— Begin PROVIDED MATERIAL —
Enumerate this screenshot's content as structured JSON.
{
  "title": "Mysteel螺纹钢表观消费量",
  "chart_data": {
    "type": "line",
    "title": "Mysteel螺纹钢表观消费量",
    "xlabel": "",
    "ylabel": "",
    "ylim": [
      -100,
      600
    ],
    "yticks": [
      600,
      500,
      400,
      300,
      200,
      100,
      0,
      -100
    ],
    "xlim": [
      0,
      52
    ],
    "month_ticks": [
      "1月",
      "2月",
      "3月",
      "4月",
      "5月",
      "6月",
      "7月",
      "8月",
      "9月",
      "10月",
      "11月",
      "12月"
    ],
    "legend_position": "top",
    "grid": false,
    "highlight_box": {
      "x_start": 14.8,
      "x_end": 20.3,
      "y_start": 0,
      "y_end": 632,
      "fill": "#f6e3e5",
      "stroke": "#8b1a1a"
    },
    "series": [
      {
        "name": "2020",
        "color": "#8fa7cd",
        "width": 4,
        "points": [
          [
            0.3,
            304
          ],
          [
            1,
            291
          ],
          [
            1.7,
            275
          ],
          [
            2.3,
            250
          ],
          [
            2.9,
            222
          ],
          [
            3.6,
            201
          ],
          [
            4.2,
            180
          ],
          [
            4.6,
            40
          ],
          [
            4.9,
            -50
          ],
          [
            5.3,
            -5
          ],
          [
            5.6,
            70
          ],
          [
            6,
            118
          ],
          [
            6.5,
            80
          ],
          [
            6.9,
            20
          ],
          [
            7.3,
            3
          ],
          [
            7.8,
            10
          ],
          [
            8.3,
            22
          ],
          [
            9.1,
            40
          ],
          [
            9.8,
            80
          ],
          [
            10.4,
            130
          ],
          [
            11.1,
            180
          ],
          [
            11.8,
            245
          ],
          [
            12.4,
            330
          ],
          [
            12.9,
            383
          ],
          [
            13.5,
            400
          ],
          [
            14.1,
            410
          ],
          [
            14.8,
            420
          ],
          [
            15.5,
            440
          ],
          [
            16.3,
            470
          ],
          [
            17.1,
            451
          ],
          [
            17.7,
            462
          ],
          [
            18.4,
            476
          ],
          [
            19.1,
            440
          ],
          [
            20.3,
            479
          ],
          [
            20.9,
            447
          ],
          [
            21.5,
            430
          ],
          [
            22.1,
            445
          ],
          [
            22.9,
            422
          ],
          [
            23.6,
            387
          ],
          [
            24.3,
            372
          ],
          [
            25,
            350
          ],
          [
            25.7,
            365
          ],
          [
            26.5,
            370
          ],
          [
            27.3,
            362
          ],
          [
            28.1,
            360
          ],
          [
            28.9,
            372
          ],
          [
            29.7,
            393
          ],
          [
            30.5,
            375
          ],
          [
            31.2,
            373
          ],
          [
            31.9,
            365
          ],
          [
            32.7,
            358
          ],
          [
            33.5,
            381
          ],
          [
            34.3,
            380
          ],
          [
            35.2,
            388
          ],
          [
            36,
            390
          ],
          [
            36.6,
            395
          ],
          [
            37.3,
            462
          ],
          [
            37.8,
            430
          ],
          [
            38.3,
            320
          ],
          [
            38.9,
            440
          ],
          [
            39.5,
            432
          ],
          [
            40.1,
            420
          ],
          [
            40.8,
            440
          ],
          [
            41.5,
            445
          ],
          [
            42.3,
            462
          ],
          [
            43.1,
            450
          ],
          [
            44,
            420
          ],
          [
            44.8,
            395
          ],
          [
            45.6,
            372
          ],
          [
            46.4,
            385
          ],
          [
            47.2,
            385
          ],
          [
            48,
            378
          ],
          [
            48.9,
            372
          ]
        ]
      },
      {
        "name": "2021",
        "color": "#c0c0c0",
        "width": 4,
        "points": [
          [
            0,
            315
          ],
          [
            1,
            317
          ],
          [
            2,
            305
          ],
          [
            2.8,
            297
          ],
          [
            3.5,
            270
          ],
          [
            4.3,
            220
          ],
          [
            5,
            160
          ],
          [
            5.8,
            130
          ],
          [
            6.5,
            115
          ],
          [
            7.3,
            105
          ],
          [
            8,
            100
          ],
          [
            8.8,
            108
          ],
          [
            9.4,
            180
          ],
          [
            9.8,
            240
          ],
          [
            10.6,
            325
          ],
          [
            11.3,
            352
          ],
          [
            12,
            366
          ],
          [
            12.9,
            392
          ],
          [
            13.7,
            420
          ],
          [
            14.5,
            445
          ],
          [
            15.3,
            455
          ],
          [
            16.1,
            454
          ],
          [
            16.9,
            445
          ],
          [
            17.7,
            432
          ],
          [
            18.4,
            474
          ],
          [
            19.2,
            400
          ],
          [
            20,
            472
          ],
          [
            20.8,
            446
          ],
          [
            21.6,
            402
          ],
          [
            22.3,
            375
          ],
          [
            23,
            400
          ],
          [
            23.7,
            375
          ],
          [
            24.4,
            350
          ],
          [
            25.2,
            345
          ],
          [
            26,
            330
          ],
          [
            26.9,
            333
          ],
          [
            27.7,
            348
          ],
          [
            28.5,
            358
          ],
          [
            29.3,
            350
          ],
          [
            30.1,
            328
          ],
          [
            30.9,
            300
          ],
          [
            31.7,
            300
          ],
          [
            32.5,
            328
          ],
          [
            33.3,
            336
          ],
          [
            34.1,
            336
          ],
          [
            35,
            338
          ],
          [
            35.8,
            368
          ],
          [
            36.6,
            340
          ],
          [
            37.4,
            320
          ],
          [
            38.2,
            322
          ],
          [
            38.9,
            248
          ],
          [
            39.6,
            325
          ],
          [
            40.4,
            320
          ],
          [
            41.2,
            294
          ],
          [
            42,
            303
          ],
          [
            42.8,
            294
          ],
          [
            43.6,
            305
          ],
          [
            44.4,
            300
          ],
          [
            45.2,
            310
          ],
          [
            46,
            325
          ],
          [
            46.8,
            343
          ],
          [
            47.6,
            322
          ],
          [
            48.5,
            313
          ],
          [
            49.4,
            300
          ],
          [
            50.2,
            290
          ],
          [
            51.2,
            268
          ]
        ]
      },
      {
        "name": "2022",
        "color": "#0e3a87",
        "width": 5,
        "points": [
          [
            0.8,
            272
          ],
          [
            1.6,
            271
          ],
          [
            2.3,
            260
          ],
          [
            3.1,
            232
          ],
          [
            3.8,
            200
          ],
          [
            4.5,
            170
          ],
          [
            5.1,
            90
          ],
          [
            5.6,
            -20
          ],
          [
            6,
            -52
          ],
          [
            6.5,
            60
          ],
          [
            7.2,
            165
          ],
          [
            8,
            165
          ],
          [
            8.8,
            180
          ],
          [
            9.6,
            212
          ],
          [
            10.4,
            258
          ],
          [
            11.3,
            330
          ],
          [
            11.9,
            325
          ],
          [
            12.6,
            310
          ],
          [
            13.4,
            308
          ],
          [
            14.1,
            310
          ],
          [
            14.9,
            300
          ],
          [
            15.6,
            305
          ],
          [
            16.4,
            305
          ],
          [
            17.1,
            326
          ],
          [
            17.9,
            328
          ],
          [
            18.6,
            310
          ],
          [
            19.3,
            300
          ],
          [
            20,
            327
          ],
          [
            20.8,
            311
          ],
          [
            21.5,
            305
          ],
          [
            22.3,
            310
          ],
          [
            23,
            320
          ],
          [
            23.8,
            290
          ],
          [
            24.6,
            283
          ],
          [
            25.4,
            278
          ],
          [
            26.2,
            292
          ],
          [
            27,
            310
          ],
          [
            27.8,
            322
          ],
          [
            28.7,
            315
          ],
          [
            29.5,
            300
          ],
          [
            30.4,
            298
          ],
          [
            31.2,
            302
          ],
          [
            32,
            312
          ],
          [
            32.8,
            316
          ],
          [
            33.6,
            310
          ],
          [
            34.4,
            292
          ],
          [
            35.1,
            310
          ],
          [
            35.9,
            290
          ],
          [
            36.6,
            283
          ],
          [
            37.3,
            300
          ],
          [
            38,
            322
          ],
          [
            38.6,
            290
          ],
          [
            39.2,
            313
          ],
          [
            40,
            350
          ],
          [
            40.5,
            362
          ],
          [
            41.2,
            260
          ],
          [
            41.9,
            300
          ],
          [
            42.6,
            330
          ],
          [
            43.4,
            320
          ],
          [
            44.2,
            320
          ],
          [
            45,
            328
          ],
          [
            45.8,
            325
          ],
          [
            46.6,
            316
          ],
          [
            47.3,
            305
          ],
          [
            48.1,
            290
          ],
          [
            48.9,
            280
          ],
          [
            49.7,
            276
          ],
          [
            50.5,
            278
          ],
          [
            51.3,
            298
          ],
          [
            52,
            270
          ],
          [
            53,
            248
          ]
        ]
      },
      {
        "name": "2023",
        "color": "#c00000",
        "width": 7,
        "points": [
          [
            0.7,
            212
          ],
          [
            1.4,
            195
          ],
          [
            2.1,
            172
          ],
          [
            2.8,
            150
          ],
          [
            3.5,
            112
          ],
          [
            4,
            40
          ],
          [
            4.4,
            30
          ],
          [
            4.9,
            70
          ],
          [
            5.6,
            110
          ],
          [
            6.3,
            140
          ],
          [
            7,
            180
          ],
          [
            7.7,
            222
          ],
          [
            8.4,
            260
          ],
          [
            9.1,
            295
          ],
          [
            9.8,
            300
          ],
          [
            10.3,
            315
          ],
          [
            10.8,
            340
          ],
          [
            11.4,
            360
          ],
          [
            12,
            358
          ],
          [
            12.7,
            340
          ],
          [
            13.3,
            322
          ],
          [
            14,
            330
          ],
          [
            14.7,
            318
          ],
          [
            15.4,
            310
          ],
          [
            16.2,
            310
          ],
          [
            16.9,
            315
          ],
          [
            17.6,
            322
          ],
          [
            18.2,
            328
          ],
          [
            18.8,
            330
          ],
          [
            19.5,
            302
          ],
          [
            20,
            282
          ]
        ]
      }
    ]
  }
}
— End PROVIDED MATERIAL —
◆ **EXERCISE OBJECTIVE**: Each line that holds the string "title" counts once; give the total and nothing else.

◆ **RESULT**: 2